▸ Task material:
>> start

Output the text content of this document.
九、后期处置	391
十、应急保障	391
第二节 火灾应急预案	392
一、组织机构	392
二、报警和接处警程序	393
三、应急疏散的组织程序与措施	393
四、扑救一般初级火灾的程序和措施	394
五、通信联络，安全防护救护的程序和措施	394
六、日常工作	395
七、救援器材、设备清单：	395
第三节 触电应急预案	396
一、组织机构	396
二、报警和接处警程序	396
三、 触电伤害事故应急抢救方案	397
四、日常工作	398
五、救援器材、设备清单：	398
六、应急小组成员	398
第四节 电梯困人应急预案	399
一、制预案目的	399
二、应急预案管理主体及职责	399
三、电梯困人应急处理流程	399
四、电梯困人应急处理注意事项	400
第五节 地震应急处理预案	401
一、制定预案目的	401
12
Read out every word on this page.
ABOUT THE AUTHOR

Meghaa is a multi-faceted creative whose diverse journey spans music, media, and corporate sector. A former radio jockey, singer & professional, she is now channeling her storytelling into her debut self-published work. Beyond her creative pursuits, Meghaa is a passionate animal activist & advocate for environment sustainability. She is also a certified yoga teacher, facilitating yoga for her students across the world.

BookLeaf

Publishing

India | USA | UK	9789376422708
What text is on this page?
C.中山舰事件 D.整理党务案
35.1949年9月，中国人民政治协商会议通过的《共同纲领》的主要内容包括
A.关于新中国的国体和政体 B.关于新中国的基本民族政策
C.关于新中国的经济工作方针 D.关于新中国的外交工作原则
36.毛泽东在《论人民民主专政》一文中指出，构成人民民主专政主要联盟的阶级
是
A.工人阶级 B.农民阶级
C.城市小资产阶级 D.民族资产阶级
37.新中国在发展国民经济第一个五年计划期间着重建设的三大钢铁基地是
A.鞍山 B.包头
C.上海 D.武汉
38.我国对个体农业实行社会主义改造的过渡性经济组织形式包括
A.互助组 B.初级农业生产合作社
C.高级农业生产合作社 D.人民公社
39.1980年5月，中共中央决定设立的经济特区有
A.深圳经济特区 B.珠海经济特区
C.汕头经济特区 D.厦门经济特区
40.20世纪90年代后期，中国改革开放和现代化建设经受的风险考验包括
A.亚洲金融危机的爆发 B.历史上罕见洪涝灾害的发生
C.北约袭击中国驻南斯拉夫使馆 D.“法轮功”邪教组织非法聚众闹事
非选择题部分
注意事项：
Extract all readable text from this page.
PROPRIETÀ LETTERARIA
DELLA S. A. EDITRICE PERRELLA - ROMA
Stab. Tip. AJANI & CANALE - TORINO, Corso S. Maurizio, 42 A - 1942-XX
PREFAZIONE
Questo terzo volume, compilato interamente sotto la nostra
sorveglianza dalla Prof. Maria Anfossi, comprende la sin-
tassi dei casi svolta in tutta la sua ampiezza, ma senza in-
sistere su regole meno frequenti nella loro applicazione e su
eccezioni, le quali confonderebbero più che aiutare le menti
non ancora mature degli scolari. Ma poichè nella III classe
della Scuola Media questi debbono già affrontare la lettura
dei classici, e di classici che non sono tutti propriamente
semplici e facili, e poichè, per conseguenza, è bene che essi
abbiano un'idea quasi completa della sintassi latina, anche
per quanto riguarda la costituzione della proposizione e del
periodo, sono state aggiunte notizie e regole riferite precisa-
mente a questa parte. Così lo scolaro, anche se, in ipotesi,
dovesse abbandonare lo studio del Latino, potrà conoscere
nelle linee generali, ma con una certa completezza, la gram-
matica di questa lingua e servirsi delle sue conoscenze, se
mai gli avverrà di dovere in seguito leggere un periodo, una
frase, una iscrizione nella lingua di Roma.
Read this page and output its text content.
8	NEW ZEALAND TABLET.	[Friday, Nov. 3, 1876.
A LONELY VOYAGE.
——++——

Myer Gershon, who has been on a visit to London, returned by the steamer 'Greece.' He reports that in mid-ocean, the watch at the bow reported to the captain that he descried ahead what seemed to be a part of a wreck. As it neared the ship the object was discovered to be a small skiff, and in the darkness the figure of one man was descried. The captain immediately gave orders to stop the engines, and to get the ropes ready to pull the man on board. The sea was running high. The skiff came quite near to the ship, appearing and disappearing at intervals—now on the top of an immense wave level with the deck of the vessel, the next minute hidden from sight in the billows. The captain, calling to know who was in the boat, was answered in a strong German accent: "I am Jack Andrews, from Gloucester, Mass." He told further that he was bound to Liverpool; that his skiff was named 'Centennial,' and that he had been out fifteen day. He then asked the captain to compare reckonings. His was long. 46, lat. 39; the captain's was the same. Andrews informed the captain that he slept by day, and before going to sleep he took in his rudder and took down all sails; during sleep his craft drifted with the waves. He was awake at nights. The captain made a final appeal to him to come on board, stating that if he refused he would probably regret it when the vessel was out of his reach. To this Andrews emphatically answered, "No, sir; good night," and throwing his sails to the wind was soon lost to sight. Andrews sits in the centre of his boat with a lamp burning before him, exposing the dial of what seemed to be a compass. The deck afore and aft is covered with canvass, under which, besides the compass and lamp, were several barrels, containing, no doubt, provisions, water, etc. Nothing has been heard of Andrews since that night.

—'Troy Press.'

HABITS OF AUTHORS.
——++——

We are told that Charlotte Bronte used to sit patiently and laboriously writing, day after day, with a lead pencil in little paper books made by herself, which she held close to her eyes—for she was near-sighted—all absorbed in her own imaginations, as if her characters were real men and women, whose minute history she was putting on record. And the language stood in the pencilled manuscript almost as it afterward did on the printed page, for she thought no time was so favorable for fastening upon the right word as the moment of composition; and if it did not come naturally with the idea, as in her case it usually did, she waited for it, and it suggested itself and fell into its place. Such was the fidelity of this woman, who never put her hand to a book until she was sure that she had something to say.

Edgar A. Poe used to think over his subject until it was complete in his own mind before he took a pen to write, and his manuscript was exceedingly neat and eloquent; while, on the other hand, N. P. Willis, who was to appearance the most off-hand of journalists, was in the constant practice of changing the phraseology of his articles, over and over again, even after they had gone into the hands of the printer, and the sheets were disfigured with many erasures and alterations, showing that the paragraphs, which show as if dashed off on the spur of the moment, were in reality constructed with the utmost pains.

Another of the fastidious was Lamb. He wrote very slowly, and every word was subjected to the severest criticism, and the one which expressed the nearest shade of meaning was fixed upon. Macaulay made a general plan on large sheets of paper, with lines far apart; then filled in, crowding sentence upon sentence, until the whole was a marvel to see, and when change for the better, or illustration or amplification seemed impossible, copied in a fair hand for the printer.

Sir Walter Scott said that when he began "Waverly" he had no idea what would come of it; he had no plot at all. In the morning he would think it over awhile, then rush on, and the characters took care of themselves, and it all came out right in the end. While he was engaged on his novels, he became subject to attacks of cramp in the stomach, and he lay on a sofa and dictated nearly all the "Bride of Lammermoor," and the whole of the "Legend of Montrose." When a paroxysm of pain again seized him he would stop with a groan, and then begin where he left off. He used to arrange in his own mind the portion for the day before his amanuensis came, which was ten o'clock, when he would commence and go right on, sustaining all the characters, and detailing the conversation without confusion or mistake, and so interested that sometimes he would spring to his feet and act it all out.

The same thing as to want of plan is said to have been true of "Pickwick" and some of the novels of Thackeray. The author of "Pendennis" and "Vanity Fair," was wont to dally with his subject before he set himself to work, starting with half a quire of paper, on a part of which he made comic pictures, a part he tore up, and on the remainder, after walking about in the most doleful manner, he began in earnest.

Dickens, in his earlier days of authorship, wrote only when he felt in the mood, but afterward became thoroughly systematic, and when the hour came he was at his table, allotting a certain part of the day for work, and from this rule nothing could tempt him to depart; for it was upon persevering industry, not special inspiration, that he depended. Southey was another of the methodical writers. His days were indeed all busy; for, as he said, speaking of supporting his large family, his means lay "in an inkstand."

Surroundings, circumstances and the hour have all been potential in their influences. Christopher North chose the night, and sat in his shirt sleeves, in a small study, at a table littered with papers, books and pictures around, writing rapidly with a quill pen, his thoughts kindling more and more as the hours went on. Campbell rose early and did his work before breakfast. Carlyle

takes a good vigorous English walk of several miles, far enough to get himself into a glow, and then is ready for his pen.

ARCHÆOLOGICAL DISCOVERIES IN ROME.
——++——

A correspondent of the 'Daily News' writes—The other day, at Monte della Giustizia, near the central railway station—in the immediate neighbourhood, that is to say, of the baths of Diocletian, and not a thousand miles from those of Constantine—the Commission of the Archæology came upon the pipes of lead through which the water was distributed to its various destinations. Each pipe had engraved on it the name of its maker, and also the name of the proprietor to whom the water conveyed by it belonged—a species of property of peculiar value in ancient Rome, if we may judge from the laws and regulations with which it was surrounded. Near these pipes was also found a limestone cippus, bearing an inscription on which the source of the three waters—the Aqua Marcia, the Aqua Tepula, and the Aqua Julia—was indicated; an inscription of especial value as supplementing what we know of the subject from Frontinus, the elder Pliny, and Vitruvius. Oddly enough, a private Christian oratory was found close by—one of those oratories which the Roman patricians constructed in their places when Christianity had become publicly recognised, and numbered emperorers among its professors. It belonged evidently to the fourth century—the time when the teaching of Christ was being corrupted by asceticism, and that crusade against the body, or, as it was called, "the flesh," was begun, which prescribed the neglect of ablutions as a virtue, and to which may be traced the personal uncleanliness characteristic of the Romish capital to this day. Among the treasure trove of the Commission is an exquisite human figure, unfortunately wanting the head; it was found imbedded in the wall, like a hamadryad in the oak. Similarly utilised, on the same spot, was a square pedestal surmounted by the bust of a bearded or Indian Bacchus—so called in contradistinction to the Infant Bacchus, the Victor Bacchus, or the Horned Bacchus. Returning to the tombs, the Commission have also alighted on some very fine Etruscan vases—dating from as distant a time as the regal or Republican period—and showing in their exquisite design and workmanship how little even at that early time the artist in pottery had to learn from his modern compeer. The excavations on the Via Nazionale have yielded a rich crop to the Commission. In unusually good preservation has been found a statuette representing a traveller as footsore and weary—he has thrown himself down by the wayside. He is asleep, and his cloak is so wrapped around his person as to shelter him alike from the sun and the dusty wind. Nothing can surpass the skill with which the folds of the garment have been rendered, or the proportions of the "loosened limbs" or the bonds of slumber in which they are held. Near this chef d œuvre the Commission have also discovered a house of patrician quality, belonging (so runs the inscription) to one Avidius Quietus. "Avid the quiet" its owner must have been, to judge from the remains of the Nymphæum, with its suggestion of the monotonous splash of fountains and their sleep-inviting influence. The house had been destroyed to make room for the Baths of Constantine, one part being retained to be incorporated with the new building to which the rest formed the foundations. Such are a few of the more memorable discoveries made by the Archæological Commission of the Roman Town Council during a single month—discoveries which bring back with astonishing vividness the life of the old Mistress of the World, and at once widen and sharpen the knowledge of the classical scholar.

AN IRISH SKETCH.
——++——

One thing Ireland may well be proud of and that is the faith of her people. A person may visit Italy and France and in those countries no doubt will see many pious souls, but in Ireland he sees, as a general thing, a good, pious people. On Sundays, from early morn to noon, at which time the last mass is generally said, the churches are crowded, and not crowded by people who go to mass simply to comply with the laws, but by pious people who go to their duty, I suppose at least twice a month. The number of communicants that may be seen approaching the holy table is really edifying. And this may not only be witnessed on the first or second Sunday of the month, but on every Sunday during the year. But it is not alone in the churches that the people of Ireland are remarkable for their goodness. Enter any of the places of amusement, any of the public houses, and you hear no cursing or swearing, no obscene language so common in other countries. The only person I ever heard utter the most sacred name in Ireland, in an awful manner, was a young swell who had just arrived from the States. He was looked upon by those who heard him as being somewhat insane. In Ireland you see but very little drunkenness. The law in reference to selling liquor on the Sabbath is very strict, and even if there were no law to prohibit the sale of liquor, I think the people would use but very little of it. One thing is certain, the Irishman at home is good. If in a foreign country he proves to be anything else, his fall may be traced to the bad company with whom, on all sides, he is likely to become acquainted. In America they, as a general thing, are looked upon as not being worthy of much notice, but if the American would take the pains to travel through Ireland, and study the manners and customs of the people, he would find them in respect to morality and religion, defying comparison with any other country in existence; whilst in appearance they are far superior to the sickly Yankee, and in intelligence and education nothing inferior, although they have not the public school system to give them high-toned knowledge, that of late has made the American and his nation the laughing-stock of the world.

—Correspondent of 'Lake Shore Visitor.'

>> end

▸ Problem:
From the listing, copy each line containing the word "printer".

▸ Output for this exercise:
Edgar A. Poe used to think over his subject until it was complete in his own mind before he took a pen to write, and his manuscript was exceedingly neat and eloquent; while, on the other hand, N. P. Willis, who was to appearance the most off-hand of journalists, was in the constant practice of changing the phraseology of his articles, over and over again, even after they had gone into the hands of the printer, and the sheets were disfigured with many erasures and alterations, showing that the paragraphs, which show as if dashed off on the spur of the moment, were in reality constructed with the utmost pains.
Another of the fastidious was Lamb. He wrote very slowly, and every word was subjected to the severest criticism, and the one which expressed the nearest shade of meaning was fixed upon. Macaulay made a general plan on large sheets of paper, with lines far apart; then filled in, crowding sentence upon sentence, until the whole was a marvel to see, and when change for the better, or illustration or amplification seemed impossible, copied in a fair hand for the printer.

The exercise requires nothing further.